WORK INSTRUCTIONS
In the listing below, locate the lines that hold "цвета" and copy them.

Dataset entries
%%
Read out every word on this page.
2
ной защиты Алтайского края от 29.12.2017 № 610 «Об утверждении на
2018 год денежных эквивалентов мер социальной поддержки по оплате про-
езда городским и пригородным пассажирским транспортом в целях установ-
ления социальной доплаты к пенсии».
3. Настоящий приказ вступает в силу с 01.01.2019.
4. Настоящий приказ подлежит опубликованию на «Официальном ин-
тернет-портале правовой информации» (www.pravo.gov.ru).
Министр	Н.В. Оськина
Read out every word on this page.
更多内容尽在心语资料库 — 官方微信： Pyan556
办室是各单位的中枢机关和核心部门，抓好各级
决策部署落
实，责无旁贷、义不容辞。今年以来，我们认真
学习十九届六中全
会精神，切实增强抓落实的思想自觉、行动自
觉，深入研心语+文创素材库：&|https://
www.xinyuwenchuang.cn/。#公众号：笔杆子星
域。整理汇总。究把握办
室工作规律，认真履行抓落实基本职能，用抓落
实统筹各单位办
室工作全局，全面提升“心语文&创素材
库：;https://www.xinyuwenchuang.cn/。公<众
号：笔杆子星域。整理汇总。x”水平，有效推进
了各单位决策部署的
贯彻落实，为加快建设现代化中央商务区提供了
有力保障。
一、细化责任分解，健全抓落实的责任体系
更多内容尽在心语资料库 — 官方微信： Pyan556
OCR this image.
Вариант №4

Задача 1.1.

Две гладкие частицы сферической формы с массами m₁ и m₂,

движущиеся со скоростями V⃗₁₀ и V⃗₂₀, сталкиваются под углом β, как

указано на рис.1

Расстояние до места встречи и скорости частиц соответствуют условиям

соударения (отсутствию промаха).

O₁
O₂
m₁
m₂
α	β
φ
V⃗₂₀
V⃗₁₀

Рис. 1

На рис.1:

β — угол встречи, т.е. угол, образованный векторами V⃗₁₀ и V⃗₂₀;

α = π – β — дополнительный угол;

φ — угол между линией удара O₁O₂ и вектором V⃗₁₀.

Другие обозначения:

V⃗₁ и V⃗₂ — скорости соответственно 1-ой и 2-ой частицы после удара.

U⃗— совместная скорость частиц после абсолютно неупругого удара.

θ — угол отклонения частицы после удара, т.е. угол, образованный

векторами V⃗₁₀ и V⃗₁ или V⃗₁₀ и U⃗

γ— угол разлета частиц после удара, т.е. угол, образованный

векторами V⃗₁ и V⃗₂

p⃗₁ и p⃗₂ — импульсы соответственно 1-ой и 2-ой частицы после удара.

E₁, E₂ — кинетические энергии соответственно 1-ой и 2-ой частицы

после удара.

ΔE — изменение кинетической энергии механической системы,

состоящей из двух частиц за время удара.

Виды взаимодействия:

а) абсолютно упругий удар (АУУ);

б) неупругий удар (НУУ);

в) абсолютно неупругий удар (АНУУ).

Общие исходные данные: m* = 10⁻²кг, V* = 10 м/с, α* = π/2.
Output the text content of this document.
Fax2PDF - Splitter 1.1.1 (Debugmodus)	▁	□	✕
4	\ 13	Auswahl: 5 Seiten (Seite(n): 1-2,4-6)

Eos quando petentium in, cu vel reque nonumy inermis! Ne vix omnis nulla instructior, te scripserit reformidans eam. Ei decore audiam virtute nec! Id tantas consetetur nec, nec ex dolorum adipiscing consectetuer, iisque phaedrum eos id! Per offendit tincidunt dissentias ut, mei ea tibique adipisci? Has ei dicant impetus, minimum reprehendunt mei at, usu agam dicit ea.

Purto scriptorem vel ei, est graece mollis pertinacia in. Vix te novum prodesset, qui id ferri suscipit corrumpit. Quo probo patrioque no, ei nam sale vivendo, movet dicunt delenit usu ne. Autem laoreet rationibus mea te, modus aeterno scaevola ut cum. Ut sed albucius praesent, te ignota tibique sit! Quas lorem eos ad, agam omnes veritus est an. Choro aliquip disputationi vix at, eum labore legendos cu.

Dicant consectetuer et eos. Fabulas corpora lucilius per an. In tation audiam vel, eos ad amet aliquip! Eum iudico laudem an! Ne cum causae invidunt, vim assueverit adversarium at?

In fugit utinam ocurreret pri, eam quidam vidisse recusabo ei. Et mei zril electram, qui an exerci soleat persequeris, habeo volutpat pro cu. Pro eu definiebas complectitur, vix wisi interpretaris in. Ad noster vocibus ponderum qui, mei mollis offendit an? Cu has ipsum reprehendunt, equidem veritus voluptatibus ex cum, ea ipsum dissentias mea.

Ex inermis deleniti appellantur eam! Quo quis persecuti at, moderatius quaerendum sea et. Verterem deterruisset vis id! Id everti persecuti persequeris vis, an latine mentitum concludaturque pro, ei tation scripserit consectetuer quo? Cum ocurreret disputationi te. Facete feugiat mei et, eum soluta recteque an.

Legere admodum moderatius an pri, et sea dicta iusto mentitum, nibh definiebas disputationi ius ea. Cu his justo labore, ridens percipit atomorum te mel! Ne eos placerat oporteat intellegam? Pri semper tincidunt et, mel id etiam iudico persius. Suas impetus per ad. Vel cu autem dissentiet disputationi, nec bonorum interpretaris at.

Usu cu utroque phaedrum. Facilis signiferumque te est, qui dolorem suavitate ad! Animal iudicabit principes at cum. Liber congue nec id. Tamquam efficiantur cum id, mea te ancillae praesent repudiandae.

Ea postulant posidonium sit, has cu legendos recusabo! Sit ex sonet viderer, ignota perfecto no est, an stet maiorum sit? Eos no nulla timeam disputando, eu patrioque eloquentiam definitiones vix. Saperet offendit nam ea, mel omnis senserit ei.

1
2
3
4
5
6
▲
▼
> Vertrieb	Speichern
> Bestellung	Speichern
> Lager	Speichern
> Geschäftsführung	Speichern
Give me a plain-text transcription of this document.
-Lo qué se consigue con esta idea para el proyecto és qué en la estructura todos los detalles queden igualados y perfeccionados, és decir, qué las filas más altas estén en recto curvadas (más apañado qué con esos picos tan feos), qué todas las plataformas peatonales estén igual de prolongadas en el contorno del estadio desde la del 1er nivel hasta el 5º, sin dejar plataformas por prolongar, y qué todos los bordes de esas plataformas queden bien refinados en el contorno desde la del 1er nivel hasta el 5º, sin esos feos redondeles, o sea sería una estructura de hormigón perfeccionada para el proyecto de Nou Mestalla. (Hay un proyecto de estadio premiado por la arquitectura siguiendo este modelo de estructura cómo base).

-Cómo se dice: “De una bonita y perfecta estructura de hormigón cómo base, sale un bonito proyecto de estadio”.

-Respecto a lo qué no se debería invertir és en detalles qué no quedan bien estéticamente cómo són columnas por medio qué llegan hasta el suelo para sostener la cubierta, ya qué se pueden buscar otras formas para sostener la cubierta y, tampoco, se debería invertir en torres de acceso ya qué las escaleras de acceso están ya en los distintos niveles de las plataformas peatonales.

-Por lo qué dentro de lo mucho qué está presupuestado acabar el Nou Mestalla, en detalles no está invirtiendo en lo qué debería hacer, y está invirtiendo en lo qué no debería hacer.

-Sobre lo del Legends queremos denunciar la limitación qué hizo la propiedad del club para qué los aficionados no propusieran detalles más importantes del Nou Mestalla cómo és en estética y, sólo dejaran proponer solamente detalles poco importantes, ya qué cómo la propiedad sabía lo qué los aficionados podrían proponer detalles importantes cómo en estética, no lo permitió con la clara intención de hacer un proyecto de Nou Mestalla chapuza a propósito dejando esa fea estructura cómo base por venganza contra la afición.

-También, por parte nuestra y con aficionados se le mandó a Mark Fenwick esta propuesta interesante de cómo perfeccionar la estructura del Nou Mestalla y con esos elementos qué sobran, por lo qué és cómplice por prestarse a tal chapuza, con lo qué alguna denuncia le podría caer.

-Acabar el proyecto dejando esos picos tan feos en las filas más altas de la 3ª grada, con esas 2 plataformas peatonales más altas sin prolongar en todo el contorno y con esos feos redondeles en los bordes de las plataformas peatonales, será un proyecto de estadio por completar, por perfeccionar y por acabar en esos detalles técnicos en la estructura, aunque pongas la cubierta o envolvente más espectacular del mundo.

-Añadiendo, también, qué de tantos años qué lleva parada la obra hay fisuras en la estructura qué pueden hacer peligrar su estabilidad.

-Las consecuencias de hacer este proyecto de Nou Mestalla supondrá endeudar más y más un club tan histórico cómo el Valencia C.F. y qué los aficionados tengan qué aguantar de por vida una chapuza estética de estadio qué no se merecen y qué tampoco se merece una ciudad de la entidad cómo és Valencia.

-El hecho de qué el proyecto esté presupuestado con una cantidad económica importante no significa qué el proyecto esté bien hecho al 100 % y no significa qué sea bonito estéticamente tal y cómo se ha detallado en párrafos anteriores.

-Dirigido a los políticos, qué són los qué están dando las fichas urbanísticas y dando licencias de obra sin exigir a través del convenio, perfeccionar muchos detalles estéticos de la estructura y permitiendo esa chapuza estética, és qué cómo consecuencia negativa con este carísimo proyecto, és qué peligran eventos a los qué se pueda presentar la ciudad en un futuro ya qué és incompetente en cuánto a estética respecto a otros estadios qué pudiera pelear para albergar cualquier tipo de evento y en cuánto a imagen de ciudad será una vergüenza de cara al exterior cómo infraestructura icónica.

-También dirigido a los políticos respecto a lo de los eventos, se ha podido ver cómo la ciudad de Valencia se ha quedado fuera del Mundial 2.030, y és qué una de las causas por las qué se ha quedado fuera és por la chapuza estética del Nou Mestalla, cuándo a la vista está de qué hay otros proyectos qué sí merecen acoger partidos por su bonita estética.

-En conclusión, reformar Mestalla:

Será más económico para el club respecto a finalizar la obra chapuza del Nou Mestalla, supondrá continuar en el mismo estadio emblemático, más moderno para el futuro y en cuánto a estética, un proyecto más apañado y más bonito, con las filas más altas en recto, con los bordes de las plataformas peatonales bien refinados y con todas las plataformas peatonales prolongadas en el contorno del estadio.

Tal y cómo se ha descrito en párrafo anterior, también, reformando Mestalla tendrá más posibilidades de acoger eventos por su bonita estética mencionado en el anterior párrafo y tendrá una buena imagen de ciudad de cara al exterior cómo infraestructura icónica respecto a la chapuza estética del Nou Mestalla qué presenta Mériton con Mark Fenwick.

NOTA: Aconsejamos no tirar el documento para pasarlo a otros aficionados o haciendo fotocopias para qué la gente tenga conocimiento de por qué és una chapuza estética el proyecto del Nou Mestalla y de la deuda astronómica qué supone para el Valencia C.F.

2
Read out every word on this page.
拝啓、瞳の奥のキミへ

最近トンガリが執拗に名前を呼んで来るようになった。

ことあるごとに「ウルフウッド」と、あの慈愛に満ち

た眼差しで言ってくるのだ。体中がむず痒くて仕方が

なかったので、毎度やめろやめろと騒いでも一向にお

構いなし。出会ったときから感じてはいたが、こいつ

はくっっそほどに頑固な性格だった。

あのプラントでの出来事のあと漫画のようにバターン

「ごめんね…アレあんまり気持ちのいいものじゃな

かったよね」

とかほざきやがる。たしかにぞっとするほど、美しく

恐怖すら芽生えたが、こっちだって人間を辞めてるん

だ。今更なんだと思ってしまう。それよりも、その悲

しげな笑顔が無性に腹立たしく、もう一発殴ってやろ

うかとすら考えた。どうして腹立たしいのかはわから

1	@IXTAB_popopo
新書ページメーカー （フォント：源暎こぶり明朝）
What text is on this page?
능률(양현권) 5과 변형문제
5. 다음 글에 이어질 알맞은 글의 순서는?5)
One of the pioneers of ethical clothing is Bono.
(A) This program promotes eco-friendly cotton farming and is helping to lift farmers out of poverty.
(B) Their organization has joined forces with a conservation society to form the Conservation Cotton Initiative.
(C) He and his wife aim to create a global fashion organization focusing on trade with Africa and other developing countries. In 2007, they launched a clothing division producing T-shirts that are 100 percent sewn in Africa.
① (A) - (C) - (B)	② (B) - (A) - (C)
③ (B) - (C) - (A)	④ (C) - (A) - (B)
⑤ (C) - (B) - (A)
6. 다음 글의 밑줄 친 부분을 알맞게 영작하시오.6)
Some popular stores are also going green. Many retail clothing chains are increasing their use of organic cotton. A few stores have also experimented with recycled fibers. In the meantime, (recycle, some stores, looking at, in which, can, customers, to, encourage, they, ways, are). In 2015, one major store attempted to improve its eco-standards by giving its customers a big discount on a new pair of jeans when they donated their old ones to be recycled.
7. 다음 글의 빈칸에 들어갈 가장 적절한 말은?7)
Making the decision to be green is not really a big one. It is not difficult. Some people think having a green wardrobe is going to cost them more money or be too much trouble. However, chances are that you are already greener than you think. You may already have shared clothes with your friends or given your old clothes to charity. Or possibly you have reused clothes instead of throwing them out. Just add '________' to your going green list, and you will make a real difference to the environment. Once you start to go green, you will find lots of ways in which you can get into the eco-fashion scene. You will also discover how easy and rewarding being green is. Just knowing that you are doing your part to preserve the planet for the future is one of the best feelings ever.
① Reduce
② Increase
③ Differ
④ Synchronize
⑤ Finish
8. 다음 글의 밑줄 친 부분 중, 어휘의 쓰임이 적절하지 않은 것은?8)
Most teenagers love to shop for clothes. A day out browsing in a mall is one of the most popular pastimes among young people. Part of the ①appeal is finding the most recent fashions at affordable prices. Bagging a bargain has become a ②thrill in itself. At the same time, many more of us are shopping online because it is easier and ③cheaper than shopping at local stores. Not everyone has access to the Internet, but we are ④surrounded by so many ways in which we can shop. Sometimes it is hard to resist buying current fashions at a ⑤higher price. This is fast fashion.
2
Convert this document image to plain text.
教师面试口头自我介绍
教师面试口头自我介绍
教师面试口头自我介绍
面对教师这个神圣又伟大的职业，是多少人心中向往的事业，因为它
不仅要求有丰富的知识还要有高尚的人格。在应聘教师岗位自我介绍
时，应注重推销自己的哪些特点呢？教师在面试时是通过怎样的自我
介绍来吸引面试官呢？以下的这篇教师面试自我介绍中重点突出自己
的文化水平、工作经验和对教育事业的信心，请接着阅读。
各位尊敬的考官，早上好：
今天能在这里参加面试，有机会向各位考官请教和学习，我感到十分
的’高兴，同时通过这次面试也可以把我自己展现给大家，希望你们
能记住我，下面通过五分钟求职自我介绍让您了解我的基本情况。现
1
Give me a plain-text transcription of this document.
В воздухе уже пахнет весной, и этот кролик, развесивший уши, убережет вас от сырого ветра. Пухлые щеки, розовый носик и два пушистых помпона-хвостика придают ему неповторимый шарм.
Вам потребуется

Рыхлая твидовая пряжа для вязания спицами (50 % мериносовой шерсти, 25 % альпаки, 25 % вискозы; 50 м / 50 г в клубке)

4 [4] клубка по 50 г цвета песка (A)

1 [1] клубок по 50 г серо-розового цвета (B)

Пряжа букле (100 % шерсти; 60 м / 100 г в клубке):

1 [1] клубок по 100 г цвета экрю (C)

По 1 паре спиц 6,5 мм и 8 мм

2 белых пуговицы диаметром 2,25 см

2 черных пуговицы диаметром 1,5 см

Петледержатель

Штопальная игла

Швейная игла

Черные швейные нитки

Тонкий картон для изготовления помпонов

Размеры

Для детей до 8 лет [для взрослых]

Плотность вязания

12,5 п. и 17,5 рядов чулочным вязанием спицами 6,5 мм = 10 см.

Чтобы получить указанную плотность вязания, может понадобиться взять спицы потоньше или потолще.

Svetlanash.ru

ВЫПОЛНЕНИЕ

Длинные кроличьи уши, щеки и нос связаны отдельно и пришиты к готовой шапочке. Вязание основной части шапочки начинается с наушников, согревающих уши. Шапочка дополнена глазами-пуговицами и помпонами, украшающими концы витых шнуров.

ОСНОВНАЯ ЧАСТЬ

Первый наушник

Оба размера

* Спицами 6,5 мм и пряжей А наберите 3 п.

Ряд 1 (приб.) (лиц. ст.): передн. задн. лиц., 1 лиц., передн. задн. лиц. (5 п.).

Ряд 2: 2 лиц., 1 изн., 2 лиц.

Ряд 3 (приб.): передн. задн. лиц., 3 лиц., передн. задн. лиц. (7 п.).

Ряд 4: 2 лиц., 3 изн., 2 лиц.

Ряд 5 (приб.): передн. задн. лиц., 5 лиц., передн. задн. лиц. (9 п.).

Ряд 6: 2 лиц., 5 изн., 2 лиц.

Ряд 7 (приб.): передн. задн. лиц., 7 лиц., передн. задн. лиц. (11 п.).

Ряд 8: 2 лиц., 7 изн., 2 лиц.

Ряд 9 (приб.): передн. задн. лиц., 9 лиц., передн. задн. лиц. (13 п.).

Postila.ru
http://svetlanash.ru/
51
%%
EXERCISE SOLUTION
4 [4] клубка по 50 г цвета песка (A)
1 [1] клубок по 50 г серо-розового цвета (B)
1 [1] клубок по 100 г цвета экрю (C)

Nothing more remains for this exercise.